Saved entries
|---|

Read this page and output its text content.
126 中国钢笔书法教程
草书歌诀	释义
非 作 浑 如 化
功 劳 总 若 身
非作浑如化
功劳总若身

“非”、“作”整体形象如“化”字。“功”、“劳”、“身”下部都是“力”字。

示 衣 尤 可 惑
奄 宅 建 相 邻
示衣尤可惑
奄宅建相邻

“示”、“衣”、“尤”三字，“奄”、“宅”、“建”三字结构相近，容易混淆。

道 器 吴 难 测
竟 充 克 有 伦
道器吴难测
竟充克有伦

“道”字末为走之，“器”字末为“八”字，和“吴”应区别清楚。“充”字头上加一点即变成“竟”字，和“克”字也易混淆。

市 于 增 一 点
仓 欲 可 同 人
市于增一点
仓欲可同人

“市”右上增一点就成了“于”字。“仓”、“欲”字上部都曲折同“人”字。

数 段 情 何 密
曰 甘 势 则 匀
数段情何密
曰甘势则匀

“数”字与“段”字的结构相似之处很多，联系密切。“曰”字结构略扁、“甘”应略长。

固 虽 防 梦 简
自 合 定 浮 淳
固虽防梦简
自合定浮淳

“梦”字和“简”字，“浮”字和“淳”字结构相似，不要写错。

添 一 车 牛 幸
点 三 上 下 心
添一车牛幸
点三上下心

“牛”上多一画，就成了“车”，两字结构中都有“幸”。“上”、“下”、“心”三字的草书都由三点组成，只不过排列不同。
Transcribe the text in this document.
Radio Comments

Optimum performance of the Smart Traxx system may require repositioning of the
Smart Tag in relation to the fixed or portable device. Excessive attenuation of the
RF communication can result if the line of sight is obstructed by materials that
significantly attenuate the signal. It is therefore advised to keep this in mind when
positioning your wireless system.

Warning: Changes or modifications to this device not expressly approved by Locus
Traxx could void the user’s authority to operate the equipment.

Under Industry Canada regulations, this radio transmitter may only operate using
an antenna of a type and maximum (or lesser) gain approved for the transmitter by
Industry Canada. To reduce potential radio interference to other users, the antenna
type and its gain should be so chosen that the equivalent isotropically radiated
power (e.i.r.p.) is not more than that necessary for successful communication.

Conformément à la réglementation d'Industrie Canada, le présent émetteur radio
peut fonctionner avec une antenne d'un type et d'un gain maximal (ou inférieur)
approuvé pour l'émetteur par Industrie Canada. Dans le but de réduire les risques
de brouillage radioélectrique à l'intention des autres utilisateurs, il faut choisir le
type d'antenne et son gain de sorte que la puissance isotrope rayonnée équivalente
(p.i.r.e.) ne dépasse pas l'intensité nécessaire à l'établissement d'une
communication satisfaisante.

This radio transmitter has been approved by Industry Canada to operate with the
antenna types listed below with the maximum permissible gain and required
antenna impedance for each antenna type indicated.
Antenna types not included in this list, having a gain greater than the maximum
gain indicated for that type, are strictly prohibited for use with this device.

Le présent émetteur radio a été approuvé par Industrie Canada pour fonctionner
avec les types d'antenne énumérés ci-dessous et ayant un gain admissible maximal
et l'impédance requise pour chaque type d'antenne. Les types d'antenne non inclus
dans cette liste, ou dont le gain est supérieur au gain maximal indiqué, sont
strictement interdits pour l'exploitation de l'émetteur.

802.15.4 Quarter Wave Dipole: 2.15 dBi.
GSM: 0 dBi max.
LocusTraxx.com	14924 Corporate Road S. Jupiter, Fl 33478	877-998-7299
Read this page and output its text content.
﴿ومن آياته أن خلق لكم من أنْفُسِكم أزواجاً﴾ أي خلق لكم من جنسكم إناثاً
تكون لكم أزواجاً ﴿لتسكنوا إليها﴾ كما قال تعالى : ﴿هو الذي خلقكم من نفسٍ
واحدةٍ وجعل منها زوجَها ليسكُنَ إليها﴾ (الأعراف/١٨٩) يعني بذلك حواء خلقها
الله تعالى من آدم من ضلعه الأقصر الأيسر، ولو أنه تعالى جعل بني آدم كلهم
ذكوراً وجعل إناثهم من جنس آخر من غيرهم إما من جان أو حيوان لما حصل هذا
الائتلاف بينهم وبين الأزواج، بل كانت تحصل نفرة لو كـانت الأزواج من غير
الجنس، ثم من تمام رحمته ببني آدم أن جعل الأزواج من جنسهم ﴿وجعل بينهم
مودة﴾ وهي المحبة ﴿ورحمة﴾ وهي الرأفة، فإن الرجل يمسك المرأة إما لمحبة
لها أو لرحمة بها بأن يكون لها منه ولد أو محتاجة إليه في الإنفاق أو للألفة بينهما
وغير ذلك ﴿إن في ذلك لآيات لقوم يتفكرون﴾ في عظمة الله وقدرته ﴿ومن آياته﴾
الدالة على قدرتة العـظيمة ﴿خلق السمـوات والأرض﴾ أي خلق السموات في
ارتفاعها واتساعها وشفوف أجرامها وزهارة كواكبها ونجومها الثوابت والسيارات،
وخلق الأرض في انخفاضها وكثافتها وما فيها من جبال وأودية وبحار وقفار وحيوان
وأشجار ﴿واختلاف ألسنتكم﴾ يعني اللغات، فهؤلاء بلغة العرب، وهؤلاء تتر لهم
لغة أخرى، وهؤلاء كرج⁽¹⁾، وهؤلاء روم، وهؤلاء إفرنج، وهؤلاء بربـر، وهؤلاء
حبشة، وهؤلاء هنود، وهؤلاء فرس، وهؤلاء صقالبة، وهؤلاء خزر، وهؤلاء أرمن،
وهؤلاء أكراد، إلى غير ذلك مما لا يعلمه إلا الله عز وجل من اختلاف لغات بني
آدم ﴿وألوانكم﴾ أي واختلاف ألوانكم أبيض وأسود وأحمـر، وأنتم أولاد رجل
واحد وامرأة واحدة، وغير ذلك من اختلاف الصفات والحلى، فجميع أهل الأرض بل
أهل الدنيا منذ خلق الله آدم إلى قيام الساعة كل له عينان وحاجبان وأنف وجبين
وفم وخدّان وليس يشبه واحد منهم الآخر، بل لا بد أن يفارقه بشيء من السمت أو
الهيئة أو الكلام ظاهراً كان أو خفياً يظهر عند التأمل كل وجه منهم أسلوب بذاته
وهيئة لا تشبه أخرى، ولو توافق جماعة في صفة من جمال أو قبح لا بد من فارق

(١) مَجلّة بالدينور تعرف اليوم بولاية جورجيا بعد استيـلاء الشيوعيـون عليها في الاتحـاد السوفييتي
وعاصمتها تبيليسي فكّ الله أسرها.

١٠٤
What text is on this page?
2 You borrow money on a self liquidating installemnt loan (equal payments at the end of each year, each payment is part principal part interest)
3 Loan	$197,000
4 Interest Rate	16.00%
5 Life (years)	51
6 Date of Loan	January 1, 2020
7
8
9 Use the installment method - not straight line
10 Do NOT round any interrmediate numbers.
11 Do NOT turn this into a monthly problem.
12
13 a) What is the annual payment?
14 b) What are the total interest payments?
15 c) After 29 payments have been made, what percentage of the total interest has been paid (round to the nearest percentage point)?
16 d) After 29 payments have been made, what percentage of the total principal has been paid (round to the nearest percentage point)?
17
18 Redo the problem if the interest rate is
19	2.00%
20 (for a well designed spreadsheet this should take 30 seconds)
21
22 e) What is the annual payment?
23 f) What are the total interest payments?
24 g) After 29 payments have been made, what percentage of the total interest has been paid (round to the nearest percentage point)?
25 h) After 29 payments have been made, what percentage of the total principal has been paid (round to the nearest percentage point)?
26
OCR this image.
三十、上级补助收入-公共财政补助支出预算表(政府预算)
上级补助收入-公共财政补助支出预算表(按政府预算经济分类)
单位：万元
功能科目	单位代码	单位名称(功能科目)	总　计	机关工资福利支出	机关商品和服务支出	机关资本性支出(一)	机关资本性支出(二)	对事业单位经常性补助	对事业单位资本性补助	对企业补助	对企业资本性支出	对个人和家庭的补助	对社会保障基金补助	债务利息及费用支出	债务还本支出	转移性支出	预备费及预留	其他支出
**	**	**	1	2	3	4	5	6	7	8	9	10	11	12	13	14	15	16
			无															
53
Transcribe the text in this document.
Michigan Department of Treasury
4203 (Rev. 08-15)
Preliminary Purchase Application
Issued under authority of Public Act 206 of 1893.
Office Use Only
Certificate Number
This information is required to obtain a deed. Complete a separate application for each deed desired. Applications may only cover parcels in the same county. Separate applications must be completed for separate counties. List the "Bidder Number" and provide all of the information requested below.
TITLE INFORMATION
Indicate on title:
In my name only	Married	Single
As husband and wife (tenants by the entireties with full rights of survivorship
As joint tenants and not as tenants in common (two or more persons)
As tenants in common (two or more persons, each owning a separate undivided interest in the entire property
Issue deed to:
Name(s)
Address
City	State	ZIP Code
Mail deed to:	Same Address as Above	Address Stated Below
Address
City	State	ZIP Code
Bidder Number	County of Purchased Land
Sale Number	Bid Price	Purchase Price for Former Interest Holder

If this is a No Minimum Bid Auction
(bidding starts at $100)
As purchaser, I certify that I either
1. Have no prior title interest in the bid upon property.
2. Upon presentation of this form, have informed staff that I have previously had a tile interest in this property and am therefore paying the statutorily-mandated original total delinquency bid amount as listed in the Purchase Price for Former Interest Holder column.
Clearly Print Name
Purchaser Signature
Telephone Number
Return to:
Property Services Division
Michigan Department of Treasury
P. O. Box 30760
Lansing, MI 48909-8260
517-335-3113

|---|

CHALLENGE: Lines that hold the word "maximal" are the ones to return, every one of them.

WRITTEN RESPONSE:
peut fonctionner avec une antenne d'un type et d'un gain maximal (ou inférieur)
avec les types d'antenne énumérés ci-dessous et ayant un gain admissible maximal
dans cette liste, ou dont le gain est supérieur au gain maximal indiqué, sont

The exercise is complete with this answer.